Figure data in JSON
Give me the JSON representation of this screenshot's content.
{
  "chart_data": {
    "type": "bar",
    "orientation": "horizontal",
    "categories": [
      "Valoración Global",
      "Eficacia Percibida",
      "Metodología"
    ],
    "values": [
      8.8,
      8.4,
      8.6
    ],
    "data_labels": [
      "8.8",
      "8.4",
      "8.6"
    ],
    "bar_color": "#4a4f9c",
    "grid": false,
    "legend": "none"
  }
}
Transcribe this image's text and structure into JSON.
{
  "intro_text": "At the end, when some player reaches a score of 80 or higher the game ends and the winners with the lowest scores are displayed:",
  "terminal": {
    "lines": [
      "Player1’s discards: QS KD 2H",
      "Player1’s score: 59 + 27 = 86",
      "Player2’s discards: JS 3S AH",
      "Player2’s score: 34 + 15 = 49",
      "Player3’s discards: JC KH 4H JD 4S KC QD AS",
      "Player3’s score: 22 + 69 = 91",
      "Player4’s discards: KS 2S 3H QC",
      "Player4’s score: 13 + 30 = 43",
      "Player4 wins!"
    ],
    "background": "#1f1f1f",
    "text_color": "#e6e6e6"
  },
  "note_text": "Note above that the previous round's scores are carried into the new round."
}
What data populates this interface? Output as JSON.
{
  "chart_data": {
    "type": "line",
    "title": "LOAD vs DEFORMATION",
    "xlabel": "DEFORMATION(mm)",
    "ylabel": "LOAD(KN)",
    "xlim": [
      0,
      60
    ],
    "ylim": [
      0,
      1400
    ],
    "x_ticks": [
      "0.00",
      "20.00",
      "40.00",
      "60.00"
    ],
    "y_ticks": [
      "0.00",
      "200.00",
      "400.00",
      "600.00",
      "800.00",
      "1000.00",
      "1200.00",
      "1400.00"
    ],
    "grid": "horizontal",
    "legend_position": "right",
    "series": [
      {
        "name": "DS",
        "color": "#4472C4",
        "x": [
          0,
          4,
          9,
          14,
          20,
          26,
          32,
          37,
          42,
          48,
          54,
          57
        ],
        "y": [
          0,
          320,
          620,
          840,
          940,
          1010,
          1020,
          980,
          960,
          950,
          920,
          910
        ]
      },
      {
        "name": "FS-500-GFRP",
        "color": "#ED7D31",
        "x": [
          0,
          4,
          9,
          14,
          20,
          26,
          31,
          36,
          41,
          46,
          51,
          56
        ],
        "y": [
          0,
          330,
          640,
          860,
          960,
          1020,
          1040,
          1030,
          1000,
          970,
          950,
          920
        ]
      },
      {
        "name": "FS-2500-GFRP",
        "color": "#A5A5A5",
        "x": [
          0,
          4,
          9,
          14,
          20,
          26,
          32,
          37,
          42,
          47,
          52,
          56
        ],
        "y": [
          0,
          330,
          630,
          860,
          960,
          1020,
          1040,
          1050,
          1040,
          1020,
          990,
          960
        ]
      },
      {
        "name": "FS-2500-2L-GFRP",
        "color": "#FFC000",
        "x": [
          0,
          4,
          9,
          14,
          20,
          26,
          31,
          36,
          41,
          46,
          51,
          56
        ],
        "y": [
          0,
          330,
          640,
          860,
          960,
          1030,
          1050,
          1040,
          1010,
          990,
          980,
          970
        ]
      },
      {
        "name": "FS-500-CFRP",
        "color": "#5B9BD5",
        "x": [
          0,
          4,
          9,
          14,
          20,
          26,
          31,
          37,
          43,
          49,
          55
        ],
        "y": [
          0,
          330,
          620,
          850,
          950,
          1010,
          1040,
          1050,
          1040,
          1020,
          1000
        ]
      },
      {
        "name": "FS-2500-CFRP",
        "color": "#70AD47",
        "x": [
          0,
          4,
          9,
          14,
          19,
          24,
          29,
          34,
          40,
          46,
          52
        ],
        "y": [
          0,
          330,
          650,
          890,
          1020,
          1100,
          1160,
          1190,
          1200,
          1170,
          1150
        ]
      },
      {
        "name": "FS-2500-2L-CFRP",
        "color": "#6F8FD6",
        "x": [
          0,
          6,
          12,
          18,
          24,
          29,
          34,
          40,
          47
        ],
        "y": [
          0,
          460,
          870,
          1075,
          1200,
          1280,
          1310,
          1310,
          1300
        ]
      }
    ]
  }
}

THE REQUEST: Retype the data in full and match it exactly.

TASK OUTPUT:
Give me the JSON representation of this screenshot's content.
{
  "chart_data": {
    "type": "bar",
    "orientation": "horizontal",
    "categories": [
      "Valoración Global",
      "Eficacia Percibida",
      "Metodología"
    ],
    "values": [
      8.8,
      8.4,
      8.6
    ],
    "data_labels": [
      "8.8",
      "8.4",
      "8.6"
    ],
    "bar_color": "#4a4f9c",
    "grid": false,
    "legend": "none"
  }
}
Transcribe this image's text and structure into JSON.
{
  "intro_text": "At the end, when some player reaches a score of 80 or higher the game ends and the winners with the lowest scores are displayed:",
  "terminal": {
    "lines": [
      "Player1’s discards: QS KD 2H",
      "Player1’s score: 59 + 27 = 86",
      "Player2’s discards: JS 3S AH",
      "Player2’s score: 34 + 15 = 49",
      "Player3’s discards: JC KH 4H JD 4S KC QD AS",
      "Player3’s score: 22 + 69 = 91",
      "Player4’s discards: KS 2S 3H QC",
      "Player4’s score: 13 + 30 = 43",
      "Player4 wins!"
    ],
    "background": "#1f1f1f",
    "text_color": "#e6e6e6"
  },
  "note_text": "Note above that the previous round's scores are carried into the new round."
}
What data populates this interface? Output as JSON.
{
  "chart_data": {
    "type": "line",
    "title": "LOAD vs DEFORMATION",
    "xlabel": "DEFORMATION(mm)",
    "ylabel": "LOAD(KN)",
    "xlim": [
      0,
      60
    ],
    "ylim": [
      0,
      1400
    ],
    "x_ticks": [
      "0.00",
      "20.00",
      "40.00",
      "60.00"
    ],
    "y_ticks": [
      "0.00",
      "200.00",
      "400.00",
      "600.00",
      "800.00",
      "1000.00",
      "1200.00",
      "1400.00"
    ],
    "grid": "horizontal",
    "legend_position": "right",
    "series": [
      {
        "name": "DS",
        "color": "#4472C4",
        "x": [
          0,
          4,
          9,
          14,
          20,
          26,
          32,
          37,
          42,
          48,
          54,
          57
        ],
        "y": [
          0,
          320,
          620,
          840,
          940,
          1010,
          1020,
          980,
          960,
          950,
          920,
          910
        ]
      },
      {
        "name": "FS-500-GFRP",
        "color": "#ED7D31",
        "x": [
          0,
          4,
          9,
          14,
          20,
          26,
          31,
          36,
          41,
          46,
          51,
          56
        ],
        "y": [
          0,
          330,
          640,
          860,
          960,
          1020,
          1040,
          1030,
          1000,
          970,
          950,
          920
        ]
      },
      {
        "name": "FS-2500-GFRP",
        "color": "#A5A5A5",
        "x": [
          0,
          4,
          9,
          14,
          20,
          26,
          32,
          37,
          42,
          47,
          52,
          56
        ],
        "y": [
          0,
          330,
          630,
          860,
          960,
          1020,
          1040,
          1050,
          1040,
          1020,
          990,
          960
        ]
      },
      {
        "name": "FS-2500-2L-GFRP",
        "color": "#FFC000",
        "x": [
          0,
          4,
          9,
          14,
          20,
          26,
          31,
          36,
          41,
          46,
          51,
          56
        ],
        "y": [
          0,
          330,
          640,
          860,
          960,
          1030,
          1050,
          1040,
          1010,
          990,
          980,
          970
        ]
      },
      {
        "name": "FS-500-CFRP",
        "color": "#5B9BD5",
        "x": [
          0,
          4,
          9,
          14,
          20,
          26,
          31,
          37,
          43,
          49,
          55
        ],
        "y": [
          0,
          330,
          620,
          850,
          950,
          1010,
          1040,
          1050,
          1040,
          1020,
          1000
        ]
      },
      {
        "name": "FS-2500-CFRP",
        "color": "#70AD47",
        "x": [
          0,
          4,
          9,
          14,
          19,
          24,
          29,
          34,
          40,
          46,
          52
        ],
        "y": [
          0,
          330,
          650,
          890,
          1020,
          1100,
          1160,
          1190,
          1200,
          1170,
          1150
        ]
      },
      {
        "name": "FS-2500-2L-CFRP",
        "color": "#6F8FD6",
        "x": [
          0,
          6,
          12,
          18,
          24,
          29,
          34,
          40,
          47
        ],
        "y": [
          0,
          460,
          870,
          1075,
          1200,
          1280,
          1310,
          1310,
          1300
        ]
      }
    ]
  }
}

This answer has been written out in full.